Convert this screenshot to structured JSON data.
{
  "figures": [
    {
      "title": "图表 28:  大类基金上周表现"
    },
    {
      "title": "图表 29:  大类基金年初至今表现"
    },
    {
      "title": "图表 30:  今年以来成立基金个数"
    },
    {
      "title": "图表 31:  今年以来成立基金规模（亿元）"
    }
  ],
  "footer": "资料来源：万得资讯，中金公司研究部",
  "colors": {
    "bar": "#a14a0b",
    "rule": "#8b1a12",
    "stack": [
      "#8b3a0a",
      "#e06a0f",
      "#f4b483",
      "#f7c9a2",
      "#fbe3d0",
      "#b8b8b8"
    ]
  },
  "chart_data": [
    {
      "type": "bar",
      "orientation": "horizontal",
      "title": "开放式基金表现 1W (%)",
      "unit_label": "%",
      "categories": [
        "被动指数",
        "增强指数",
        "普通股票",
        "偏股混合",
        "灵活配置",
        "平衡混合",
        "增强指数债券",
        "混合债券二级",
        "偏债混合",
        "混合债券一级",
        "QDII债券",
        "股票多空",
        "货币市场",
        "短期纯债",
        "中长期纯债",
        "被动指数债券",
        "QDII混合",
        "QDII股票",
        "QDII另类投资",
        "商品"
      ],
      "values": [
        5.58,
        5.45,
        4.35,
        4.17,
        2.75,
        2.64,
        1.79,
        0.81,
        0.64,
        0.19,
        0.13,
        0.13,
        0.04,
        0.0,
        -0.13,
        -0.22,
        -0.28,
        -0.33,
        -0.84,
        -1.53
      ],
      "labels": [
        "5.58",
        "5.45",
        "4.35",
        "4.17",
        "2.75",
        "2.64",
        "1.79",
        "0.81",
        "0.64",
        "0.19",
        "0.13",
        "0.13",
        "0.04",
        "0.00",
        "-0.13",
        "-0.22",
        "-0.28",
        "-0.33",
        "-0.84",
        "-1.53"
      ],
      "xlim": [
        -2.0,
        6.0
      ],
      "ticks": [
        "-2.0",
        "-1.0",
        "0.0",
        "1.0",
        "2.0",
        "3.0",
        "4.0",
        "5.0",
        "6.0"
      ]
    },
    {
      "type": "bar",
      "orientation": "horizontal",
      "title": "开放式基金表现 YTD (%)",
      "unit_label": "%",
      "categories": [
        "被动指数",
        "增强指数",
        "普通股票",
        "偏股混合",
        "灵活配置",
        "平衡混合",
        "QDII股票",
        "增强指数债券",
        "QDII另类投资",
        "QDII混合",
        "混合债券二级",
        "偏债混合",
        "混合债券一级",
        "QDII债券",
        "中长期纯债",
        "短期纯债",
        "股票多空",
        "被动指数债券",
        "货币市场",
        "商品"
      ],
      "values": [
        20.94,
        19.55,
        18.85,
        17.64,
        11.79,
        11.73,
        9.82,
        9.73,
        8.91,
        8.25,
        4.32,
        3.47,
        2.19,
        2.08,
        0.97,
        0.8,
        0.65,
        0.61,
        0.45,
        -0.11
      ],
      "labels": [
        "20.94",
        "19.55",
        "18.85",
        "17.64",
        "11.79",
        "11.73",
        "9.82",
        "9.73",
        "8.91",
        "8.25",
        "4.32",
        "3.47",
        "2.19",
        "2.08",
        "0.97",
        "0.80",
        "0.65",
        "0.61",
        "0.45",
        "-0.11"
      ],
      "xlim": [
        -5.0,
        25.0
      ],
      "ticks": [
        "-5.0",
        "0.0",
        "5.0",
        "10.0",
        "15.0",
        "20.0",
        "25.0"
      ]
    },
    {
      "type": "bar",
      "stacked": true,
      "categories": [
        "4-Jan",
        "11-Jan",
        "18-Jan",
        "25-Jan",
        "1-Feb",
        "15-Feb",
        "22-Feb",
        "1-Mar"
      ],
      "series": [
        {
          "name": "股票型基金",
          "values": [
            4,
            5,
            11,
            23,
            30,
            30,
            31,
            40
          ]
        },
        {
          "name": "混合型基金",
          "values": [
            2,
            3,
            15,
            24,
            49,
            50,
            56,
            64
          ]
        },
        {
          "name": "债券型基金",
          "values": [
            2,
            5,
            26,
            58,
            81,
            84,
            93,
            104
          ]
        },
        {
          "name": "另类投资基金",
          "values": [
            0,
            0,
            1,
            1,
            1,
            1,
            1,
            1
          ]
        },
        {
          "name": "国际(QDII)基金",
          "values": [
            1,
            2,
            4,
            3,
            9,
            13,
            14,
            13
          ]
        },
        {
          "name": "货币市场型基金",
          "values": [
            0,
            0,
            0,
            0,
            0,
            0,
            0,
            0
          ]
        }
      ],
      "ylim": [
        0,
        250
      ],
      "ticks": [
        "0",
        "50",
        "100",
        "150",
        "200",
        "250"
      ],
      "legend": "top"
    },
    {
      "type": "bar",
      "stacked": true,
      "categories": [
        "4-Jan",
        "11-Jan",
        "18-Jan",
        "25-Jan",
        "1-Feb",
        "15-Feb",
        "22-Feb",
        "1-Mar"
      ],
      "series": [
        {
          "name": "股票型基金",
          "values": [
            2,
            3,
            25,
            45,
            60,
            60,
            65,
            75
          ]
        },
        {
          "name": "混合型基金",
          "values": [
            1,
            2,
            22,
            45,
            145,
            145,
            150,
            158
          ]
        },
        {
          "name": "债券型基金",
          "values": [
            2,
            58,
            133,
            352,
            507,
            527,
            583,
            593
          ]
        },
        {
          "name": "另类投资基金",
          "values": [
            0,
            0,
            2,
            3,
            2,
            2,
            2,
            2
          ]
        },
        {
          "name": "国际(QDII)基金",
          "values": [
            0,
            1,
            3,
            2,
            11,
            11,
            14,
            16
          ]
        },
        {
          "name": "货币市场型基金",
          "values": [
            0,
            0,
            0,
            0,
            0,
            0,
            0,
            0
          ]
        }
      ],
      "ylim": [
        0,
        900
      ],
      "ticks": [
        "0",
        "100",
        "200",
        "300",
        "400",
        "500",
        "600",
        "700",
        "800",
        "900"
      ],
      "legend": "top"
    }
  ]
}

Goal »
Retype the whole listing, matching it exactly.

Task response »
Convert this screenshot to structured JSON data.
{
  "figures": [
    {
      "title": "图表 28:  大类基金上周表现"
    },
    {
      "title": "图表 29:  大类基金年初至今表现"
    },
    {
      "title": "图表 30:  今年以来成立基金个数"
    },
    {
      "title": "图表 31:  今年以来成立基金规模（亿元）"
    }
  ],
  "footer": "资料来源：万得资讯，中金公司研究部",
  "colors": {
    "bar": "#a14a0b",
    "rule": "#8b1a12",
    "stack": [
      "#8b3a0a",
      "#e06a0f",
      "#f4b483",
      "#f7c9a2",
      "#fbe3d0",
      "#b8b8b8"
    ]
  },
  "chart_data": [
    {
      "type": "bar",
      "orientation": "horizontal",
      "title": "开放式基金表现 1W (%)",
      "unit_label": "%",
      "categories": [
        "被动指数",
        "增强指数",
        "普通股票",
        "偏股混合",
        "灵活配置",
        "平衡混合",
        "增强指数债券",
        "混合债券二级",
        "偏债混合",
        "混合债券一级",
        "QDII债券",
        "股票多空",
        "货币市场",
        "短期纯债",
        "中长期纯债",
        "被动指数债券",
        "QDII混合",
        "QDII股票",
        "QDII另类投资",
        "商品"
      ],
      "values": [
        5.58,
        5.45,
        4.35,
        4.17,
        2.75,
        2.64,
        1.79,
        0.81,
        0.64,
        0.19,
        0.13,
        0.13,
        0.04,
        0.0,
        -0.13,
        -0.22,
        -0.28,
        -0.33,
        -0.84,
        -1.53
      ],
      "labels": [
        "5.58",
        "5.45",
        "4.35",
        "4.17",
        "2.75",
        "2.64",
        "1.79",
        "0.81",
        "0.64",
        "0.19",
        "0.13",
        "0.13",
        "0.04",
        "0.00",
        "-0.13",
        "-0.22",
        "-0.28",
        "-0.33",
        "-0.84",
        "-1.53"
      ],
      "xlim": [
        -2.0,
        6.0
      ],
      "ticks": [
        "-2.0",
        "-1.0",
        "0.0",
        "1.0",
        "2.0",
        "3.0",
        "4.0",
        "5.0",
        "6.0"
      ]
    },
    {
      "type": "bar",
      "orientation": "horizontal",
      "title": "开放式基金表现 YTD (%)",
      "unit_label": "%",
      "categories": [
        "被动指数",
        "增强指数",
        "普通股票",
        "偏股混合",
        "灵活配置",
        "平衡混合",
        "QDII股票",
        "增强指数债券",
        "QDII另类投资",
        "QDII混合",
        "混合债券二级",
        "偏债混合",
        "混合债券一级",
        "QDII债券",
        "中长期纯债",
        "短期纯债",
        "股票多空",
        "被动指数债券",
        "货币市场",
        "商品"
      ],
      "values": [
        20.94,
        19.55,
        18.85,
        17.64,
        11.79,
        11.73,
        9.82,
        9.73,
        8.91,
        8.25,
        4.32,
        3.47,
        2.19,
        2.08,
        0.97,
        0.8,
        0.65,
        0.61,
        0.45,
        -0.11
      ],
      "labels": [
        "20.94",
        "19.55",
        "18.85",
        "17.64",
        "11.79",
        "11.73",
        "9.82",
        "9.73",
        "8.91",
        "8.25",
        "4.32",
        "3.47",
        "2.19",
        "2.08",
        "0.97",
        "0.80",
        "0.65",
        "0.61",
        "0.45",
        "-0.11"
      ],
      "xlim": [
        -5.0,
        25.0
      ],
      "ticks": [
        "-5.0",
        "0.0",
        "5.0",
        "10.0",
        "15.0",
        "20.0",
        "25.0"
      ]
    },
    {
      "type": "bar",
      "stacked": true,
      "categories": [
        "4-Jan",
        "11-Jan",
        "18-Jan",
        "25-Jan",
        "1-Feb",
        "15-Feb",
        "22-Feb",
        "1-Mar"
      ],
      "series": [
        {
          "name": "股票型基金",
          "values": [
            4,
            5,
            11,
            23,
            30,
            30,
            31,
            40
          ]
        },
        {
          "name": "混合型基金",
          "values": [
            2,
            3,
            15,
            24,
            49,
            50,
            56,
            64
          ]
        },
        {
          "name": "债券型基金",
          "values": [
            2,
            5,
            26,
            58,
            81,
            84,
            93,
            104
          ]
        },
        {
          "name": "另类投资基金",
          "values": [
            0,
            0,
            1,
            1,
            1,
            1,
            1,
            1
          ]
        },
        {
          "name": "国际(QDII)基金",
          "values": [
            1,
            2,
            4,
            3,
            9,
            13,
            14,
            13
          ]
        },
        {
          "name": "货币市场型基金",
          "values": [
            0,
            0,
            0,
            0,
            0,
            0,
            0,
            0
          ]
        }
      ],
      "ylim": [
        0,
        250
      ],
      "ticks": [
        "0",
        "50",
        "100",
        "150",
        "200",
        "250"
      ],
      "legend": "top"
    },
    {
      "type": "bar",
      "stacked": true,
      "categories": [
        "4-Jan",
        "11-Jan",
        "18-Jan",
        "25-Jan",
        "1-Feb",
        "15-Feb",
        "22-Feb",
        "1-Mar"
      ],
      "series": [
        {
          "name": "股票型基金",
          "values": [
            2,
            3,
            25,
            45,
            60,
            60,
            65,
            75
          ]
        },
        {
          "name": "混合型基金",
          "values": [
            1,
            2,
            22,
            45,
            145,
            145,
            150,
            158
          ]
        },
        {
          "name": "债券型基金",
          "values": [
            2,
            58,
            133,
            352,
            507,
            527,
            583,
            593
          ]
        },
        {
          "name": "另类投资基金",
          "values": [
            0,
            0,
            2,
            3,
            2,
            2,
            2,
            2
          ]
        },
        {
          "name": "国际(QDII)基金",
          "values": [
            0,
            1,
            3,
            2,
            11,
            11,
            14,
            16
          ]
        },
        {
          "name": "货币市场型基金",
          "values": [
            0,
            0,
            0,
            0,
            0,
            0,
            0,
            0
          ]
        }
      ],
      "ylim": [
        0,
        900
      ],
      "ticks": [
        "0",
        "100",
        "200",
        "300",
        "400",
        "500",
        "600",
        "700",
        "800",
        "900"
      ],
      "legend": "top"
    }
  ]
}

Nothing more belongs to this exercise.